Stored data
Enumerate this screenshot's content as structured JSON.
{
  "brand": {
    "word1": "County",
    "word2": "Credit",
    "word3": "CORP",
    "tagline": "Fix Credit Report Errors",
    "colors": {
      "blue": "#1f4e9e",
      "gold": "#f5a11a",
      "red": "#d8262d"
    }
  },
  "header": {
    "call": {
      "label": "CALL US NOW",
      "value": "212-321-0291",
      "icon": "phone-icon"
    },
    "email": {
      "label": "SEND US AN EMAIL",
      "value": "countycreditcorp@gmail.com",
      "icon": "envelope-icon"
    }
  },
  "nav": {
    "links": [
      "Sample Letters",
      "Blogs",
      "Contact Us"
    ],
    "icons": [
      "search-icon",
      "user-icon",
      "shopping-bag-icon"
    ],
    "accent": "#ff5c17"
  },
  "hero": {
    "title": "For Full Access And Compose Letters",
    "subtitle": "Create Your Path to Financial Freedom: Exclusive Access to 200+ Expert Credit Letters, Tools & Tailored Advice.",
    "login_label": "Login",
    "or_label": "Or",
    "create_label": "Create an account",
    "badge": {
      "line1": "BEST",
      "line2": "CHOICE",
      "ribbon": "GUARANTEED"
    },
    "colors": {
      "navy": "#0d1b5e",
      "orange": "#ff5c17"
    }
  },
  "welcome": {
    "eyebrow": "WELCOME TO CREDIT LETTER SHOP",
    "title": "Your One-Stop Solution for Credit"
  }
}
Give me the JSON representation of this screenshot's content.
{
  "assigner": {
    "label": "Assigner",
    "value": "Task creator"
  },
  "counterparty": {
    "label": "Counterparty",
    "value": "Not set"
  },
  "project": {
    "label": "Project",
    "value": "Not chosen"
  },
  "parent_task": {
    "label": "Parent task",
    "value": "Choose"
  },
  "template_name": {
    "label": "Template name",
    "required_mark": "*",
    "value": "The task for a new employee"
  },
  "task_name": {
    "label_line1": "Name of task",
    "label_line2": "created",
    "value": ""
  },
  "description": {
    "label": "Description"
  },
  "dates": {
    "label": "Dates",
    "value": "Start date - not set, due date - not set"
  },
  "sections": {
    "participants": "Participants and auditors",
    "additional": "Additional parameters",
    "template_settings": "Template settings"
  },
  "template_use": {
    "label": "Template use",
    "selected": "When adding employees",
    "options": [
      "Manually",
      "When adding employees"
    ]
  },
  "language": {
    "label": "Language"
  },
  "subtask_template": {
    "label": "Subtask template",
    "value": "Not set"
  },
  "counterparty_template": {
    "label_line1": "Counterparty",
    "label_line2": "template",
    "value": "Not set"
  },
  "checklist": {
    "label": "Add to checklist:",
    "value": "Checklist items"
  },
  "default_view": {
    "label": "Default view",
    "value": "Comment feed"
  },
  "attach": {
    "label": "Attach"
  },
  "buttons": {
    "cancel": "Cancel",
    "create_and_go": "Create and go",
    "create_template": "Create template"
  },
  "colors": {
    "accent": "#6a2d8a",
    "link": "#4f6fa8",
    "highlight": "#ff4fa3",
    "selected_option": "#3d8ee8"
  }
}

Task statement: The whole listing above needs to be written out again exactly.

Written answer:
Enumerate this screenshot's content as structured JSON.
{
  "brand": {
    "word1": "County",
    "word2": "Credit",
    "word3": "CORP",
    "tagline": "Fix Credit Report Errors",
    "colors": {
      "blue": "#1f4e9e",
      "gold": "#f5a11a",
      "red": "#d8262d"
    }
  },
  "header": {
    "call": {
      "label": "CALL US NOW",
      "value": "212-321-0291",
      "icon": "phone-icon"
    },
    "email": {
      "label": "SEND US AN EMAIL",
      "value": "countycreditcorp@gmail.com",
      "icon": "envelope-icon"
    }
  },
  "nav": {
    "links": [
      "Sample Letters",
      "Blogs",
      "Contact Us"
    ],
    "icons": [
      "search-icon",
      "user-icon",
      "shopping-bag-icon"
    ],
    "accent": "#ff5c17"
  },
  "hero": {
    "title": "For Full Access And Compose Letters",
    "subtitle": "Create Your Path to Financial Freedom: Exclusive Access to 200+ Expert Credit Letters, Tools & Tailored Advice.",
    "login_label": "Login",
    "or_label": "Or",
    "create_label": "Create an account",
    "badge": {
      "line1": "BEST",
      "line2": "CHOICE",
      "ribbon": "GUARANTEED"
    },
    "colors": {
      "navy": "#0d1b5e",
      "orange": "#ff5c17"
    }
  },
  "welcome": {
    "eyebrow": "WELCOME TO CREDIT LETTER SHOP",
    "title": "Your One-Stop Solution for Credit"
  }
}
Give me the JSON representation of this screenshot's content.
{
  "assigner": {
    "label": "Assigner",
    "value": "Task creator"
  },
  "counterparty": {
    "label": "Counterparty",
    "value": "Not set"
  },
  "project": {
    "label": "Project",
    "value": "Not chosen"
  },
  "parent_task": {
    "label": "Parent task",
    "value": "Choose"
  },
  "template_name": {
    "label": "Template name",
    "required_mark": "*",
    "value": "The task for a new employee"
  },
  "task_name": {
    "label_line1": "Name of task",
    "label_line2": "created",
    "value": ""
  },
  "description": {
    "label": "Description"
  },
  "dates": {
    "label": "Dates",
    "value": "Start date - not set, due date - not set"
  },
  "sections": {
    "participants": "Participants and auditors",
    "additional": "Additional parameters",
    "template_settings": "Template settings"
  },
  "template_use": {
    "label": "Template use",
    "selected": "When adding employees",
    "options": [
      "Manually",
      "When adding employees"
    ]
  },
  "language": {
    "label": "Language"
  },
  "subtask_template": {
    "label": "Subtask template",
    "value": "Not set"
  },
  "counterparty_template": {
    "label_line1": "Counterparty",
    "label_line2": "template",
    "value": "Not set"
  },
  "checklist": {
    "label": "Add to checklist:",
    "value": "Checklist items"
  },
  "default_view": {
    "label": "Default view",
    "value": "Comment feed"
  },
  "attach": {
    "label": "Attach"
  },
  "buttons": {
    "cancel": "Cancel",
    "create_and_go": "Create and go",
    "create_template": "Create template"
  },
  "colors": {
    "accent": "#6a2d8a",
    "link": "#4f6fa8",
    "highlight": "#ff4fa3",
    "selected_option": "#3d8ee8"
  }
}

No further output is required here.